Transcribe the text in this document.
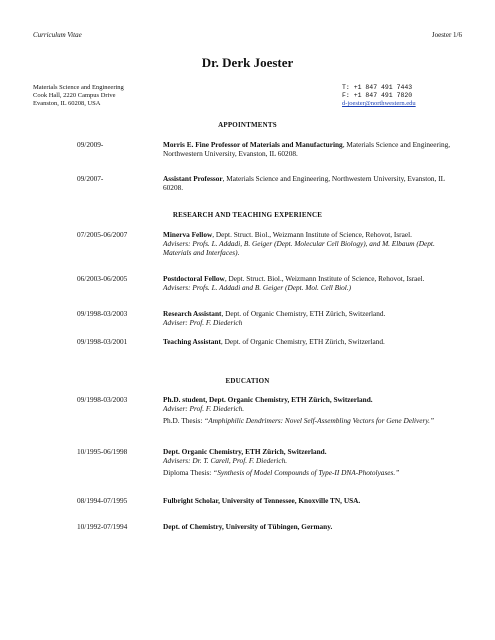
Curriculum Vitae	Joester 1/6
Dr. Derk Joester
Materials Science and Engineering
Cook Hall, 2220 Campus Drive
Evanston, IL 60208, USA
T: +1 847 491 7443
F: +1 847 491 7820
d-joester@northwestern.edu
APPOINTMENTS
09/2009-	Morris E. Fine Professor of Materials and Manufacturing, Materials Science and Engineering, Northwestern University, Evanston, IL 60208.
09/2007-	Assistant Professor, Materials Science and Engineering, Northwestern University, Evanston, IL 60208.
RESEARCH AND TEACHING EXPERIENCE
07/2005-06/2007	Minerva Fellow, Dept. Struct. Biol., Weizmann Institute of Science, Rehovot, Israel.
Advisers: Profs. L. Addadi, B. Geiger (Dept. Molecular Cell Biology), and M. Elbaum (Dept. Materials and Interfaces).
06/2003-06/2005	Postdoctoral Fellow, Dept. Struct. Biol., Weizmann Institute of Science, Rehovot, Israel.
Advisers: Profs. L. Addadi and B. Geiger (Dept. Mol. Cell Biol.)
09/1998-03/2003	Research Assistant, Dept. of Organic Chemistry, ETH Zürich, Switzerland.
Adviser: Prof. F. Diederich
09/1998-03/2001	Teaching Assistant, Dept. of Organic Chemistry, ETH Zürich, Switzerland.
EDUCATION
09/1998-03/2003	Ph.D. student, Dept. Organic Chemistry, ETH Zürich, Switzerland.
Adviser: Prof. F. Diederich.
Ph.D. Thesis: “Amphiphilic Dendrimers: Novel Self-Assembling Vectors for Gene Delivery.”
10/1995-06/1998	Dept. Organic Chemistry, ETH Zürich, Switzerland.
Advisers: Dr. T. Carell, Prof. F. Diederich.
Diploma Thesis: “Synthesis of Model Compounds of Type-II DNA-Photolyases.”
08/1994-07/1995	Fulbright Scholar, University of Tennessee, Knoxville TN, USA.
10/1992-07/1994	Dept. of Chemistry, University of Tübingen, Germany.
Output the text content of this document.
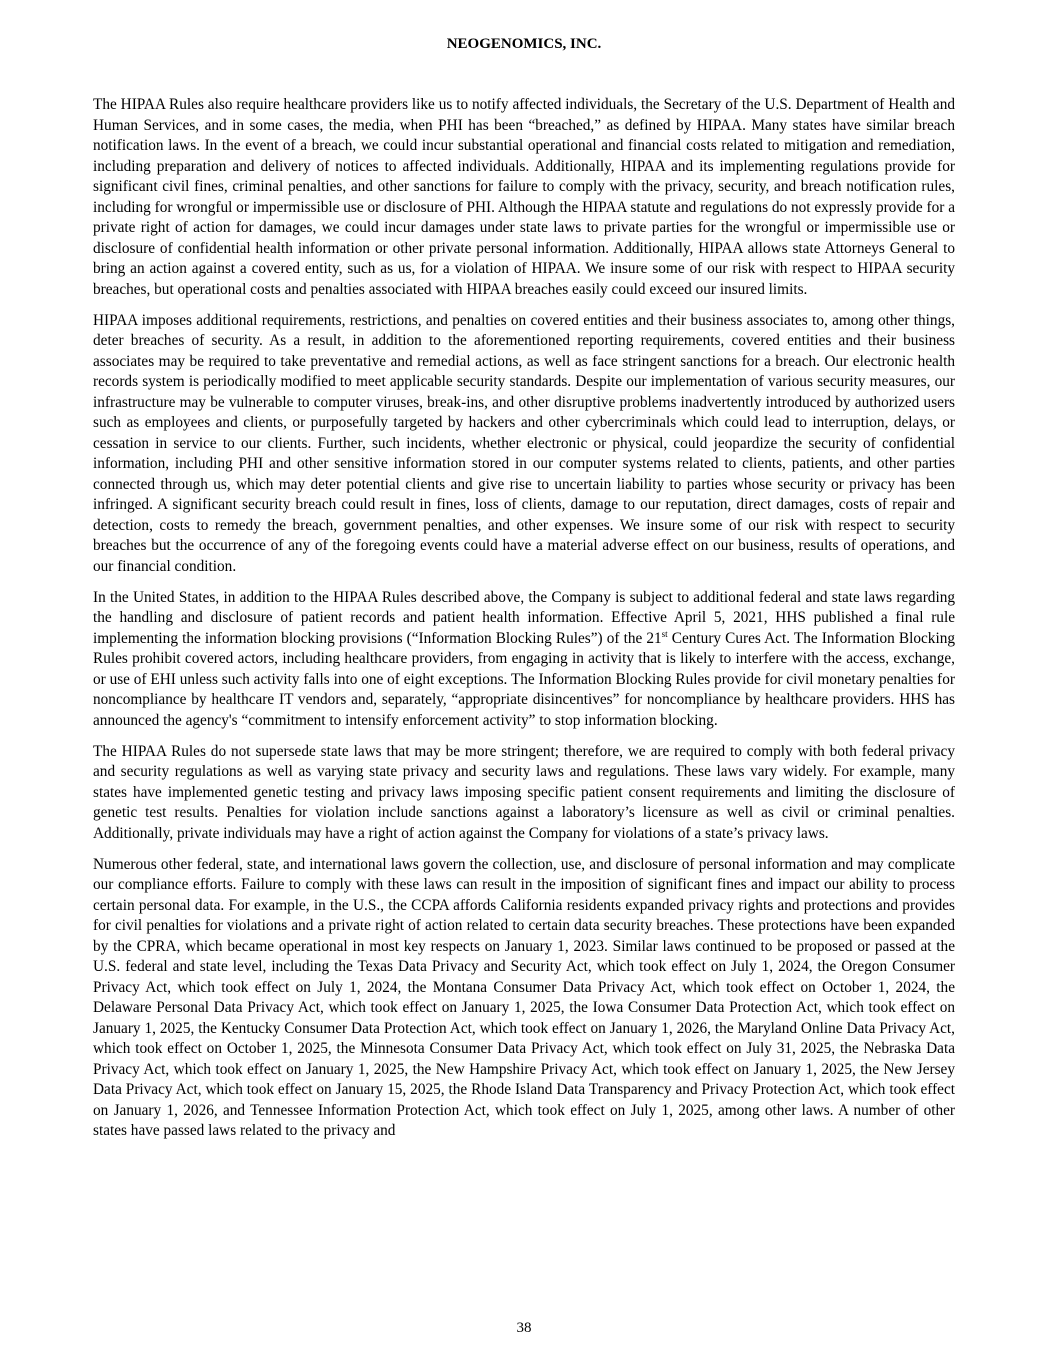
NEOGENOMICS, INC.

The HIPAA Rules also require healthcare providers like us to notify affected individuals, the Secretary of the U.S. Department of Health and Human Services, and in some cases, the media, when PHI has been “breached,” as defined by HIPAA. Many states have similar breach notification laws. In the event of a breach, we could incur substantial operational and financial costs related to mitigation and remediation, including preparation and delivery of notices to affected individuals. Additionally, HIPAA and its implementing regulations provide for significant civil fines, criminal penalties, and other sanctions for failure to comply with the privacy, security, and breach notification rules, including for wrongful or impermissible use or disclosure of PHI. Although the HIPAA statute and regulations do not expressly provide for a private right of action for damages, we could incur damages under state laws to private parties for the wrongful or impermissible use or disclosure of confidential health information or other private personal information. Additionally, HIPAA allows state Attorneys General to bring an action against a covered entity, such as us, for a violation of HIPAA. We insure some of our risk with respect to HIPAA security breaches, but operational costs and penalties associated with HIPAA breaches easily could exceed our insured limits.

HIPAA imposes additional requirements, restrictions, and penalties on covered entities and their business associates to, among other things, deter breaches of security. As a result, in addition to the aforementioned reporting requirements, covered entities and their business associates may be required to take preventative and remedial actions, as well as face stringent sanctions for a breach. Our electronic health records system is periodically modified to meet applicable security standards. Despite our implementation of various security measures, our infrastructure may be vulnerable to computer viruses, break-ins, and other disruptive problems inadvertently introduced by authorized users such as employees and clients, or purposefully targeted by hackers and other cybercriminals which could lead to interruption, delays, or cessation in service to our clients. Further, such incidents, whether electronic or physical, could jeopardize the security of confidential information, including PHI and other sensitive information stored in our computer systems related to clients, patients, and other parties connected through us, which may deter potential clients and give rise to uncertain liability to parties whose security or privacy has been infringed. A significant security breach could result in fines, loss of clients, damage to our reputation, direct damages, costs of repair and detection, costs to remedy the breach, government penalties, and other expenses. We insure some of our risk with respect to security breaches but the occurrence of any of the foregoing events could have a material adverse effect on our business, results of operations, and our financial condition.

In the United States, in addition to the HIPAA Rules described above, the Company is subject to additional federal and state laws regarding the handling and disclosure of patient records and patient health information. Effective April 5, 2021, HHS published a final rule implementing the information blocking provisions (“Information Blocking Rules”) of the 21st Century Cures Act. The Information Blocking Rules prohibit covered actors, including healthcare providers, from engaging in activity that is likely to interfere with the access, exchange, or use of EHI unless such activity falls into one of eight exceptions. The Information Blocking Rules provide for civil monetary penalties for noncompliance by healthcare IT vendors and, separately, “appropriate disincentives” for noncompliance by healthcare providers. HHS has announced the agency's “commitment to intensify enforcement activity” to stop information blocking.

The HIPAA Rules do not supersede state laws that may be more stringent; therefore, we are required to comply with both federal privacy and security regulations as well as varying state privacy and security laws and regulations. These laws vary widely. For example, many states have implemented genetic testing and privacy laws imposing specific patient consent requirements and limiting the disclosure of genetic test results. Penalties for violation include sanctions against a laboratory’s licensure as well as civil or criminal penalties. Additionally, private individuals may have a right of action against the Company for violations of a state’s privacy laws.

Numerous other federal, state, and international laws govern the collection, use, and disclosure of personal information and may complicate our compliance efforts. Failure to comply with these laws can result in the imposition of significant fines and impact our ability to process certain personal data. For example, in the U.S., the CCPA affords California residents expanded privacy rights and protections and provides for civil penalties for violations and a private right of action related to certain data security breaches. These protections have been expanded by the CPRA, which became operational in most key respects on January 1, 2023. Similar laws continued to be proposed or passed at the U.S. federal and state level, including the Texas Data Privacy and Security Act, which took effect on July 1, 2024, the Oregon Consumer Privacy Act, which took effect on July 1, 2024, the Montana Consumer Data Privacy Act, which took effect on October 1, 2024, the Delaware Personal Data Privacy Act, which took effect on January 1, 2025, the Iowa Consumer Data Protection Act, which took effect on January 1, 2025, the Kentucky Consumer Data Protection Act, which took effect on January 1, 2026, the Maryland Online Data Privacy Act, which took effect on October 1, 2025, the Minnesota Consumer Data Privacy Act, which took effect on July 31, 2025, the Nebraska Data Privacy Act, which took effect on January 1, 2025, the New Hampshire Privacy Act, which took effect on January 1, 2025, the New Jersey Data Privacy Act, which took effect on January 15, 2025, the Rhode Island Data Transparency and Privacy Protection Act, which took effect on January 1, 2026, and Tennessee Information Protection Act, which took effect on July 1, 2025, among other laws. A number of other states have passed laws related to the privacy and

38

────────────────

Would it be possible to print the records above verbatim, pictures omitted?

Transcribe the text in this document.
Curriculum Vitae	Joester 1/6
Dr. Derk Joester
Materials Science and Engineering
Cook Hall, 2220 Campus Drive
Evanston, IL 60208, USA
T: +1 847 491 7443
F: +1 847 491 7820
d-joester@northwestern.edu
APPOINTMENTS
09/2009-	Morris E. Fine Professor of Materials and Manufacturing, Materials Science and Engineering, Northwestern University, Evanston, IL 60208.
09/2007-	Assistant Professor, Materials Science and Engineering, Northwestern University, Evanston, IL 60208.
RESEARCH AND TEACHING EXPERIENCE
07/2005-06/2007	Minerva Fellow, Dept. Struct. Biol., Weizmann Institute of Science, Rehovot, Israel.
Advisers: Profs. L. Addadi, B. Geiger (Dept. Molecular Cell Biology), and M. Elbaum (Dept. Materials and Interfaces).
06/2003-06/2005	Postdoctoral Fellow, Dept. Struct. Biol., Weizmann Institute of Science, Rehovot, Israel.
Advisers: Profs. L. Addadi and B. Geiger (Dept. Mol. Cell Biol.)
09/1998-03/2003	Research Assistant, Dept. of Organic Chemistry, ETH Zürich, Switzerland.
Adviser: Prof. F. Diederich
09/1998-03/2001	Teaching Assistant, Dept. of Organic Chemistry, ETH Zürich, Switzerland.
EDUCATION
09/1998-03/2003	Ph.D. student, Dept. Organic Chemistry, ETH Zürich, Switzerland.
Adviser: Prof. F. Diederich.
Ph.D. Thesis: “Amphiphilic Dendrimers: Novel Self-Assembling Vectors for Gene Delivery.”
10/1995-06/1998	Dept. Organic Chemistry, ETH Zürich, Switzerland.
Advisers: Dr. T. Carell, Prof. F. Diederich.
Diploma Thesis: “Synthesis of Model Compounds of Type-II DNA-Photolyases.”
08/1994-07/1995	Fulbright Scholar, University of Tennessee, Knoxville TN, USA.
10/1992-07/1994	Dept. of Chemistry, University of Tübingen, Germany.
Output the text content of this document.
NEOGENOMICS, INC.

The HIPAA Rules also require healthcare providers like us to notify affected individuals, the Secretary of the U.S. Department of Health and Human Services, and in some cases, the media, when PHI has been “breached,” as defined by HIPAA. Many states have similar breach notification laws. In the event of a breach, we could incur substantial operational and financial costs related to mitigation and remediation, including preparation and delivery of notices to affected individuals. Additionally, HIPAA and its implementing regulations provide for significant civil fines, criminal penalties, and other sanctions for failure to comply with the privacy, security, and breach notification rules, including for wrongful or impermissible use or disclosure of PHI. Although the HIPAA statute and regulations do not expressly provide for a private right of action for damages, we could incur damages under state laws to private parties for the wrongful or impermissible use or disclosure of confidential health information or other private personal information. Additionally, HIPAA allows state Attorneys General to bring an action against a covered entity, such as us, for a violation of HIPAA. We insure some of our risk with respect to HIPAA security breaches, but operational costs and penalties associated with HIPAA breaches easily could exceed our insured limits.

HIPAA imposes additional requirements, restrictions, and penalties on covered entities and their business associates to, among other things, deter breaches of security. As a result, in addition to the aforementioned reporting requirements, covered entities and their business associates may be required to take preventative and remedial actions, as well as face stringent sanctions for a breach. Our electronic health records system is periodically modified to meet applicable security standards. Despite our implementation of various security measures, our infrastructure may be vulnerable to computer viruses, break-ins, and other disruptive problems inadvertently introduced by authorized users such as employees and clients, or purposefully targeted by hackers and other cybercriminals which could lead to interruption, delays, or cessation in service to our clients. Further, such incidents, whether electronic or physical, could jeopardize the security of confidential information, including PHI and other sensitive information stored in our computer systems related to clients, patients, and other parties connected through us, which may deter potential clients and give rise to uncertain liability to parties whose security or privacy has been infringed. A significant security breach could result in fines, loss of clients, damage to our reputation, direct damages, costs of repair and detection, costs to remedy the breach, government penalties, and other expenses. We insure some of our risk with respect to security breaches but the occurrence of any of the foregoing events could have a material adverse effect on our business, results of operations, and our financial condition.

In the United States, in addition to the HIPAA Rules described above, the Company is subject to additional federal and state laws regarding the handling and disclosure of patient records and patient health information. Effective April 5, 2021, HHS published a final rule implementing the information blocking provisions (“Information Blocking Rules”) of the 21st Century Cures Act. The Information Blocking Rules prohibit covered actors, including healthcare providers, from engaging in activity that is likely to interfere with the access, exchange, or use of EHI unless such activity falls into one of eight exceptions. The Information Blocking Rules provide for civil monetary penalties for noncompliance by healthcare IT vendors and, separately, “appropriate disincentives” for noncompliance by healthcare providers. HHS has announced the agency's “commitment to intensify enforcement activity” to stop information blocking.

The HIPAA Rules do not supersede state laws that may be more stringent; therefore, we are required to comply with both federal privacy and security regulations as well as varying state privacy and security laws and regulations. These laws vary widely. For example, many states have implemented genetic testing and privacy laws imposing specific patient consent requirements and limiting the disclosure of genetic test results. Penalties for violation include sanctions against a laboratory’s licensure as well as civil or criminal penalties. Additionally, private individuals may have a right of action against the Company for violations of a state’s privacy laws.

Numerous other federal, state, and international laws govern the collection, use, and disclosure of personal information and may complicate our compliance efforts. Failure to comply with these laws can result in the imposition of significant fines and impact our ability to process certain personal data. For example, in the U.S., the CCPA affords California residents expanded privacy rights and protections and provides for civil penalties for violations and a private right of action related to certain data security breaches. These protections have been expanded by the CPRA, which became operational in most key respects on January 1, 2023. Similar laws continued to be proposed or passed at the U.S. federal and state level, including the Texas Data Privacy and Security Act, which took effect on July 1, 2024, the Oregon Consumer Privacy Act, which took effect on July 1, 2024, the Montana Consumer Data Privacy Act, which took effect on October 1, 2024, the Delaware Personal Data Privacy Act, which took effect on January 1, 2025, the Iowa Consumer Data Protection Act, which took effect on January 1, 2025, the Kentucky Consumer Data Protection Act, which took effect on January 1, 2026, the Maryland Online Data Privacy Act, which took effect on October 1, 2025, the Minnesota Consumer Data Privacy Act, which took effect on July 31, 2025, the Nebraska Data Privacy Act, which took effect on January 1, 2025, the New Hampshire Privacy Act, which took effect on January 1, 2025, the New Jersey Data Privacy Act, which took effect on January 15, 2025, the Rhode Island Data Transparency and Privacy Protection Act, which took effect on January 1, 2026, and Tennessee Information Protection Act, which took effect on July 1, 2025, among other laws. A number of other states have passed laws related to the privacy and

38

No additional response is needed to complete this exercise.